Collected data entries
**********
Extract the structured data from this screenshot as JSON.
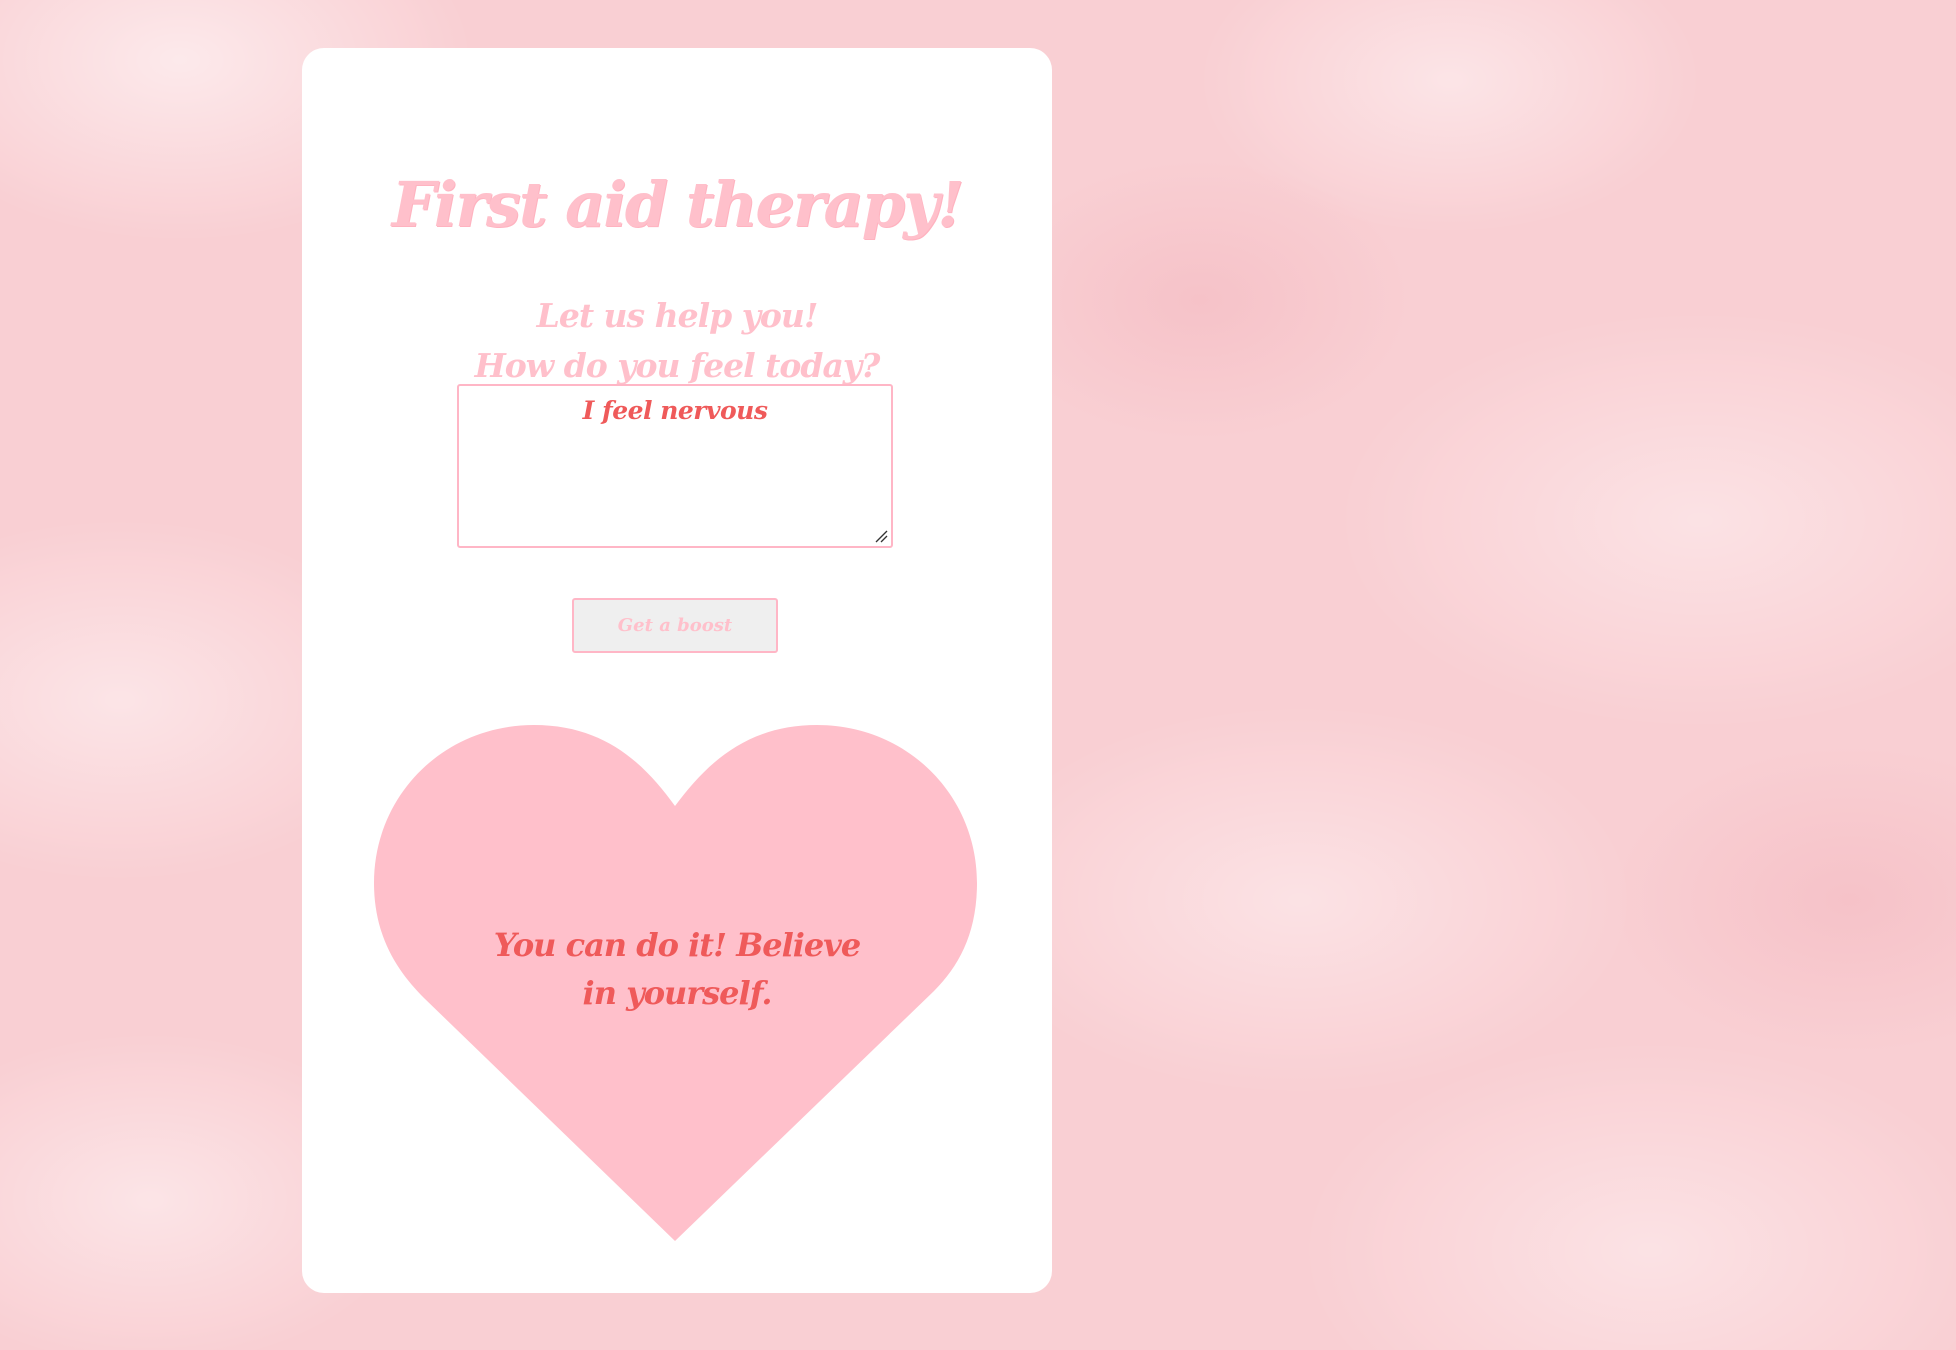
{
  "header": {
    "title": "First aid therapy!",
    "subtitle_line1": "Let us help you!",
    "subtitle_line2": "How do you feel today?"
  },
  "feelings_input": {
    "value": "I feel nervous"
  },
  "boost_button": {
    "label": "Get a boost"
  },
  "message": {
    "line1": "You can do it! Believe",
    "line2": "in yourself."
  },
  "colors": {
    "accent_pink": "#ffc0cb",
    "text_red": "#ef5a5a",
    "card_background": "#ffffff",
    "page_background": "#f9cfd3"
  },
  "icons": {
    "resize_handle": "resize-handle-icon",
    "heart": "heart-shape"
  }
}
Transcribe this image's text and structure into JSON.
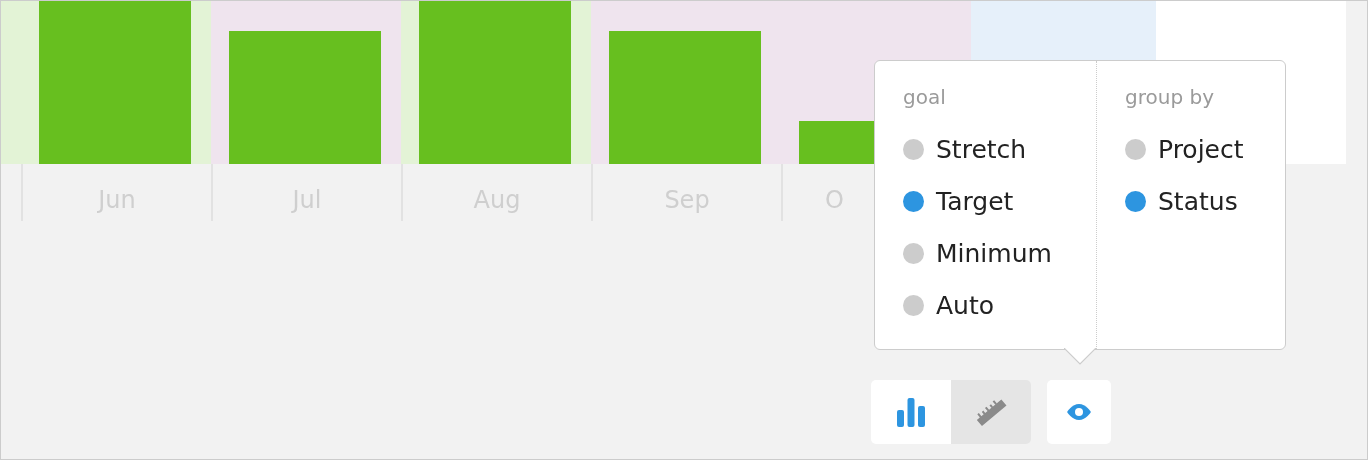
{
  "chart": {
    "months": [
      {
        "label": "Jun"
      },
      {
        "label": "Jul"
      },
      {
        "label": "Aug"
      },
      {
        "label": "Sep"
      },
      {
        "label": "O",
        "clipped": true
      }
    ]
  },
  "popup": {
    "columns": [
      {
        "heading": "goal",
        "options": [
          {
            "label": "Stretch",
            "selected": false
          },
          {
            "label": "Target",
            "selected": true
          },
          {
            "label": "Minimum",
            "selected": false
          },
          {
            "label": "Auto",
            "selected": false
          }
        ]
      },
      {
        "heading": "group by",
        "options": [
          {
            "label": "Project",
            "selected": false
          },
          {
            "label": "Status",
            "selected": true
          }
        ]
      }
    ]
  },
  "view_toggle": [
    {
      "kind": "chart",
      "selected": true
    },
    {
      "kind": "ruler",
      "selected": false
    }
  ]
}
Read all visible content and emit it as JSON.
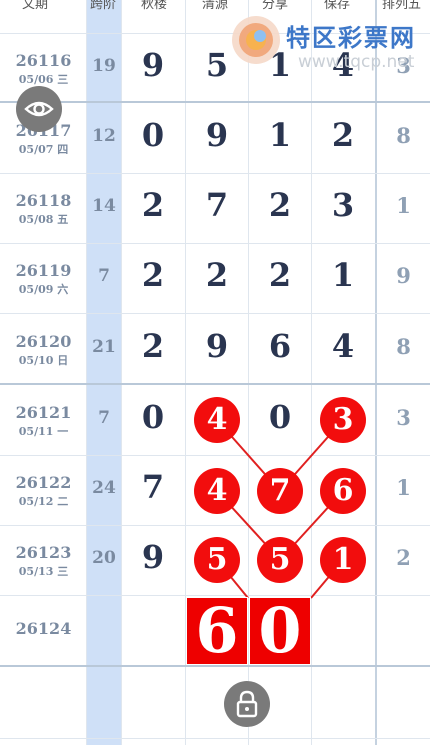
{
  "header": [
    "文期",
    "跨阶",
    "秋楼",
    "清源",
    "分享",
    "保存",
    "排列五"
  ],
  "logo": {
    "text": "特区彩票网",
    "url": "www.tqcp.net"
  },
  "rows": [
    {
      "period": "26116",
      "date": "05/06 三",
      "span": "19",
      "digits": [
        "9",
        "5",
        "1",
        "4"
      ],
      "last": "3"
    },
    {
      "period": "26117",
      "date": "05/07 四",
      "span": "12",
      "digits": [
        "0",
        "9",
        "1",
        "2"
      ],
      "last": "8"
    },
    {
      "period": "26118",
      "date": "05/08 五",
      "span": "14",
      "digits": [
        "2",
        "7",
        "2",
        "3"
      ],
      "last": "1"
    },
    {
      "period": "26119",
      "date": "05/09 六",
      "span": "7",
      "digits": [
        "2",
        "2",
        "2",
        "1"
      ],
      "last": "9"
    },
    {
      "period": "26120",
      "date": "05/10 日",
      "span": "21",
      "digits": [
        "2",
        "9",
        "6",
        "4"
      ],
      "last": "8"
    },
    {
      "period": "26121",
      "date": "05/11 一",
      "span": "7",
      "digits": [
        "0",
        "4",
        "0",
        "3"
      ],
      "last": "3"
    },
    {
      "period": "26122",
      "date": "05/12 二",
      "span": "24",
      "digits": [
        "7",
        "4",
        "7",
        "6"
      ],
      "last": "1"
    },
    {
      "period": "26123",
      "date": "05/13 三",
      "span": "20",
      "digits": [
        "9",
        "5",
        "5",
        "1"
      ],
      "last": "2"
    },
    {
      "period": "26124",
      "date": "",
      "span": "",
      "digits": [
        "",
        "",
        "",
        ""
      ],
      "last": ""
    }
  ],
  "prediction": [
    "6",
    "0"
  ],
  "icons": {
    "view": "eye-icon",
    "lock": "lock-icon"
  },
  "colors": {
    "accent": "#f20d0d",
    "column_highlight": "#cfe0f7",
    "text": "#2a3550"
  }
}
**********
* **What is being asked**
Except for the pictures, copy every line of the records above exactly.

* **The solution**
Extract the structured data from this screenshot as JSON.
{
  "header": {
    "title": "First aid therapy!",
    "subtitle_line1": "Let us help you!",
    "subtitle_line2": "How do you feel today?"
  },
  "feelings_input": {
    "value": "I feel nervous"
  },
  "boost_button": {
    "label": "Get a boost"
  },
  "message": {
    "line1": "You can do it! Believe",
    "line2": "in yourself."
  },
  "colors": {
    "accent_pink": "#ffc0cb",
    "text_red": "#ef5a5a",
    "card_background": "#ffffff",
    "page_background": "#f9cfd3"
  },
  "icons": {
    "resize_handle": "resize-handle-icon",
    "heart": "heart-shape"
  }
}
Transcribe this image's text and structure into JSON.
{
  "chart": {
    "months": [
      {
        "label": "Jun"
      },
      {
        "label": "Jul"
      },
      {
        "label": "Aug"
      },
      {
        "label": "Sep"
      },
      {
        "label": "O",
        "clipped": true
      }
    ]
  },
  "popup": {
    "columns": [
      {
        "heading": "goal",
        "options": [
          {
            "label": "Stretch",
            "selected": false
          },
          {
            "label": "Target",
            "selected": true
          },
          {
            "label": "Minimum",
            "selected": false
          },
          {
            "label": "Auto",
            "selected": false
          }
        ]
      },
      {
        "heading": "group by",
        "options": [
          {
            "label": "Project",
            "selected": false
          },
          {
            "label": "Status",
            "selected": true
          }
        ]
      }
    ]
  },
  "view_toggle": [
    {
      "kind": "chart",
      "selected": true
    },
    {
      "kind": "ruler",
      "selected": false
    }
  ]
}
Read all visible content and emit it as JSON.
{
  "header": [
    "文期",
    "跨阶",
    "秋楼",
    "清源",
    "分享",
    "保存",
    "排列五"
  ],
  "logo": {
    "text": "特区彩票网",
    "url": "www.tqcp.net"
  },
  "rows": [
    {
      "period": "26116",
      "date": "05/06 三",
      "span": "19",
      "digits": [
        "9",
        "5",
        "1",
        "4"
      ],
      "last": "3"
    },
    {
      "period": "26117",
      "date": "05/07 四",
      "span": "12",
      "digits": [
        "0",
        "9",
        "1",
        "2"
      ],
      "last": "8"
    },
    {
      "period": "26118",
      "date": "05/08 五",
      "span": "14",
      "digits": [
        "2",
        "7",
        "2",
        "3"
      ],
      "last": "1"
    },
    {
      "period": "26119",
      "date": "05/09 六",
      "span": "7",
      "digits": [
        "2",
        "2",
        "2",
        "1"
      ],
      "last": "9"
    },
    {
      "period": "26120",
      "date": "05/10 日",
      "span": "21",
      "digits": [
        "2",
        "9",
        "6",
        "4"
      ],
      "last": "8"
    },
    {
      "period": "26121",
      "date": "05/11 一",
      "span": "7",
      "digits": [
        "0",
        "4",
        "0",
        "3"
      ],
      "last": "3"
    },
    {
      "period": "26122",
      "date": "05/12 二",
      "span": "24",
      "digits": [
        "7",
        "4",
        "7",
        "6"
      ],
      "last": "1"
    },
    {
      "period": "26123",
      "date": "05/13 三",
      "span": "20",
      "digits": [
        "9",
        "5",
        "5",
        "1"
      ],
      "last": "2"
    },
    {
      "period": "26124",
      "date": "",
      "span": "",
      "digits": [
        "",
        "",
        "",
        ""
      ],
      "last": ""
    }
  ],
  "prediction": [
    "6",
    "0"
  ],
  "icons": {
    "view": "eye-icon",
    "lock": "lock-icon"
  },
  "colors": {
    "accent": "#f20d0d",
    "column_highlight": "#cfe0f7",
    "text": "#2a3550"
  }
}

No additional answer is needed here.